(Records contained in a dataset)
= = =

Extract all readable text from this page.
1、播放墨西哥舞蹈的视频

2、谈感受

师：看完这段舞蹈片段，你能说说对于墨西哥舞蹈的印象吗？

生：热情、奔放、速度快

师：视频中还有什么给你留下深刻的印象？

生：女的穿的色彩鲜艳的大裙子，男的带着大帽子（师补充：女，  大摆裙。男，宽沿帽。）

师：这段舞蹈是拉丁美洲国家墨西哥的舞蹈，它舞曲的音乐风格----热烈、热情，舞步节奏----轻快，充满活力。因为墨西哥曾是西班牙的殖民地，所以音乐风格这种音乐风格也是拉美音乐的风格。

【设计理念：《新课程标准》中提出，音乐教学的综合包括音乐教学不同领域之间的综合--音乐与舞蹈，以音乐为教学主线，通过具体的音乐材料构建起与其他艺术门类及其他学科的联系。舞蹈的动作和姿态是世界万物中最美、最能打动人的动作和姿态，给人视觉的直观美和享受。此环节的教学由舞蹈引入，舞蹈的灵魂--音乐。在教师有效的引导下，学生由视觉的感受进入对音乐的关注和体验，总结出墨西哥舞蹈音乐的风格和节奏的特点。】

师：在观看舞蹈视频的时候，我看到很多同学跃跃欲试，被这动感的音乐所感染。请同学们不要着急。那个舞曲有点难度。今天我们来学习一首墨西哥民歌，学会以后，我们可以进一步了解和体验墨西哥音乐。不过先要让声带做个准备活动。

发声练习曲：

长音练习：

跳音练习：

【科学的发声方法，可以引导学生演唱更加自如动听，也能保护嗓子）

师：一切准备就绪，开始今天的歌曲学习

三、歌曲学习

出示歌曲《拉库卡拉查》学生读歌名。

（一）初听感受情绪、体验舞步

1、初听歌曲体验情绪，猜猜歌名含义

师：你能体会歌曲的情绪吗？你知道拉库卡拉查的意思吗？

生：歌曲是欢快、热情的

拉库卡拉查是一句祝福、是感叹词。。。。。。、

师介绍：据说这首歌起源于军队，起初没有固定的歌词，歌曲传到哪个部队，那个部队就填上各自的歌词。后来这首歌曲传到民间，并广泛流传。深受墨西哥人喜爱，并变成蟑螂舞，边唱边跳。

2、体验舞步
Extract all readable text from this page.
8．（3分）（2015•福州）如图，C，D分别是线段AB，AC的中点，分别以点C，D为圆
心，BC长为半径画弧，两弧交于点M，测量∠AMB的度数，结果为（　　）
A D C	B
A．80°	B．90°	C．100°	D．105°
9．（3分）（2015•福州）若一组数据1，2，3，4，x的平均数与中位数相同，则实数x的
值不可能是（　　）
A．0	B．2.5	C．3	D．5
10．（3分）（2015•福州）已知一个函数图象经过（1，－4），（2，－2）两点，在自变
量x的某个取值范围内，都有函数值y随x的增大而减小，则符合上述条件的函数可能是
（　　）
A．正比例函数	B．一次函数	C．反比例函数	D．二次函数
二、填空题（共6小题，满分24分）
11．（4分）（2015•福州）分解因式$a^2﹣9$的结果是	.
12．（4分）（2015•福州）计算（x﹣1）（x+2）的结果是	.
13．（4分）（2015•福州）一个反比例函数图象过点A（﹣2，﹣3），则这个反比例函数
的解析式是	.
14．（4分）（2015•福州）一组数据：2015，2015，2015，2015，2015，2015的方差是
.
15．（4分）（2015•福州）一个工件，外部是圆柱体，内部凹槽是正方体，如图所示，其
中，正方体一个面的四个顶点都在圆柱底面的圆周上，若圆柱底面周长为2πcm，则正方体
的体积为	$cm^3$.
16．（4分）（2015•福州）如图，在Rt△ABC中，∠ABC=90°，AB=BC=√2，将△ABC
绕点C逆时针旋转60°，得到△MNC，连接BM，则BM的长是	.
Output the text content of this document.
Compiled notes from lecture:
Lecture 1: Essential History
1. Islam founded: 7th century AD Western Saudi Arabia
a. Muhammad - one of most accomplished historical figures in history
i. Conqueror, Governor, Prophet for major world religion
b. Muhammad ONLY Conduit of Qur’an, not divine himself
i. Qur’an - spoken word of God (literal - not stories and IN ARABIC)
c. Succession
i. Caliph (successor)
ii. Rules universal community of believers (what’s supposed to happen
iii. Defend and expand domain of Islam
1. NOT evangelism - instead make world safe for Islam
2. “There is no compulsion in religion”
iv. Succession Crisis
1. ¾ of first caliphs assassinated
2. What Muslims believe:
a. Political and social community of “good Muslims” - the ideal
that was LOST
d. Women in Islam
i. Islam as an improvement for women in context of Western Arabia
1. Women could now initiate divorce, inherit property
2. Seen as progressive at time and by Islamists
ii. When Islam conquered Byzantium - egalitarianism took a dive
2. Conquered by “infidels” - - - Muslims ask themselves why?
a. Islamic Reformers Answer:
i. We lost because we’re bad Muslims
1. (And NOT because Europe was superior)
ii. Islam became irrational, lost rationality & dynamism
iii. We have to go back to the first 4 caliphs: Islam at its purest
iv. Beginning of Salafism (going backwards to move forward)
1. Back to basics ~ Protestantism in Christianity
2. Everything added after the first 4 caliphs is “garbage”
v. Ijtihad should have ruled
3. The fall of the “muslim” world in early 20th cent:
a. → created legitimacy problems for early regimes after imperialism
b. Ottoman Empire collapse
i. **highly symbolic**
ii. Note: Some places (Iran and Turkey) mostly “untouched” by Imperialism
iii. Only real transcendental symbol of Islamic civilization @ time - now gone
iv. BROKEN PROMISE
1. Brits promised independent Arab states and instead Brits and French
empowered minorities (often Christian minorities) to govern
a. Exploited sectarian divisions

= = =

Type out the whole listing above again, exactly as it stands.

Extract all readable text from this page.
1、播放墨西哥舞蹈的视频

2、谈感受

师：看完这段舞蹈片段，你能说说对于墨西哥舞蹈的印象吗？

生：热情、奔放、速度快

师：视频中还有什么给你留下深刻的印象？

生：女的穿的色彩鲜艳的大裙子，男的带着大帽子（师补充：女，  大摆裙。男，宽沿帽。）

师：这段舞蹈是拉丁美洲国家墨西哥的舞蹈，它舞曲的音乐风格----热烈、热情，舞步节奏----轻快，充满活力。因为墨西哥曾是西班牙的殖民地，所以音乐风格这种音乐风格也是拉美音乐的风格。

【设计理念：《新课程标准》中提出，音乐教学的综合包括音乐教学不同领域之间的综合--音乐与舞蹈，以音乐为教学主线，通过具体的音乐材料构建起与其他艺术门类及其他学科的联系。舞蹈的动作和姿态是世界万物中最美、最能打动人的动作和姿态，给人视觉的直观美和享受。此环节的教学由舞蹈引入，舞蹈的灵魂--音乐。在教师有效的引导下，学生由视觉的感受进入对音乐的关注和体验，总结出墨西哥舞蹈音乐的风格和节奏的特点。】

师：在观看舞蹈视频的时候，我看到很多同学跃跃欲试，被这动感的音乐所感染。请同学们不要着急。那个舞曲有点难度。今天我们来学习一首墨西哥民歌，学会以后，我们可以进一步了解和体验墨西哥音乐。不过先要让声带做个准备活动。

发声练习曲：

长音练习：

跳音练习：

【科学的发声方法，可以引导学生演唱更加自如动听，也能保护嗓子）

师：一切准备就绪，开始今天的歌曲学习

三、歌曲学习

出示歌曲《拉库卡拉查》学生读歌名。

（一）初听感受情绪、体验舞步

1、初听歌曲体验情绪，猜猜歌名含义

师：你能体会歌曲的情绪吗？你知道拉库卡拉查的意思吗？

生：歌曲是欢快、热情的

拉库卡拉查是一句祝福、是感叹词。。。。。。、

师介绍：据说这首歌起源于军队，起初没有固定的歌词，歌曲传到哪个部队，那个部队就填上各自的歌词。后来这首歌曲传到民间，并广泛流传。深受墨西哥人喜爱，并变成蟑螂舞，边唱边跳。

2、体验舞步
Extract all readable text from this page.
8．（3分）（2015•福州）如图，C，D分别是线段AB，AC的中点，分别以点C，D为圆
心，BC长为半径画弧，两弧交于点M，测量∠AMB的度数，结果为（　　）
A D C	B
A．80°	B．90°	C．100°	D．105°
9．（3分）（2015•福州）若一组数据1，2，3，4，x的平均数与中位数相同，则实数x的
值不可能是（　　）
A．0	B．2.5	C．3	D．5
10．（3分）（2015•福州）已知一个函数图象经过（1，－4），（2，－2）两点，在自变
量x的某个取值范围内，都有函数值y随x的增大而减小，则符合上述条件的函数可能是
（　　）
A．正比例函数	B．一次函数	C．反比例函数	D．二次函数
二、填空题（共6小题，满分24分）
11．（4分）（2015•福州）分解因式$a^2﹣9$的结果是	.
12．（4分）（2015•福州）计算（x﹣1）（x+2）的结果是	.
13．（4分）（2015•福州）一个反比例函数图象过点A（﹣2，﹣3），则这个反比例函数
的解析式是	.
14．（4分）（2015•福州）一组数据：2015，2015，2015，2015，2015，2015的方差是
.
15．（4分）（2015•福州）一个工件，外部是圆柱体，内部凹槽是正方体，如图所示，其
中，正方体一个面的四个顶点都在圆柱底面的圆周上，若圆柱底面周长为2πcm，则正方体
的体积为	$cm^3$.
16．（4分）（2015•福州）如图，在Rt△ABC中，∠ABC=90°，AB=BC=√2，将△ABC
绕点C逆时针旋转60°，得到△MNC，连接BM，则BM的长是	.
Output the text content of this document.
Compiled notes from lecture:
Lecture 1: Essential History
1. Islam founded: 7th century AD Western Saudi Arabia
a. Muhammad - one of most accomplished historical figures in history
i. Conqueror, Governor, Prophet for major world religion
b. Muhammad ONLY Conduit of Qur’an, not divine himself
i. Qur’an - spoken word of God (literal - not stories and IN ARABIC)
c. Succession
i. Caliph (successor)
ii. Rules universal community of believers (what’s supposed to happen
iii. Defend and expand domain of Islam
1. NOT evangelism - instead make world safe for Islam
2. “There is no compulsion in religion”
iv. Succession Crisis
1. ¾ of first caliphs assassinated
2. What Muslims believe:
a. Political and social community of “good Muslims” - the ideal
that was LOST
d. Women in Islam
i. Islam as an improvement for women in context of Western Arabia
1. Women could now initiate divorce, inherit property
2. Seen as progressive at time and by Islamists
ii. When Islam conquered Byzantium - egalitarianism took a dive
2. Conquered by “infidels” - - - Muslims ask themselves why?
a. Islamic Reformers Answer:
i. We lost because we’re bad Muslims
1. (And NOT because Europe was superior)
ii. Islam became irrational, lost rationality & dynamism
iii. We have to go back to the first 4 caliphs: Islam at its purest
iv. Beginning of Salafism (going backwards to move forward)
1. Back to basics ~ Protestantism in Christianity
2. Everything added after the first 4 caliphs is “garbage”
v. Ijtihad should have ruled
3. The fall of the “muslim” world in early 20th cent:
a. → created legitimacy problems for early regimes after imperialism
b. Ottoman Empire collapse
i. **highly symbolic**
ii. Note: Some places (Iran and Turkey) mostly “untouched” by Imperialism
iii. Only real transcendental symbol of Islamic civilization @ time - now gone
iv. BROKEN PROMISE
1. Brits promised independent Arab states and instead Brits and French
empowered minorities (often Christian minorities) to govern
a. Exploited sectarian divisions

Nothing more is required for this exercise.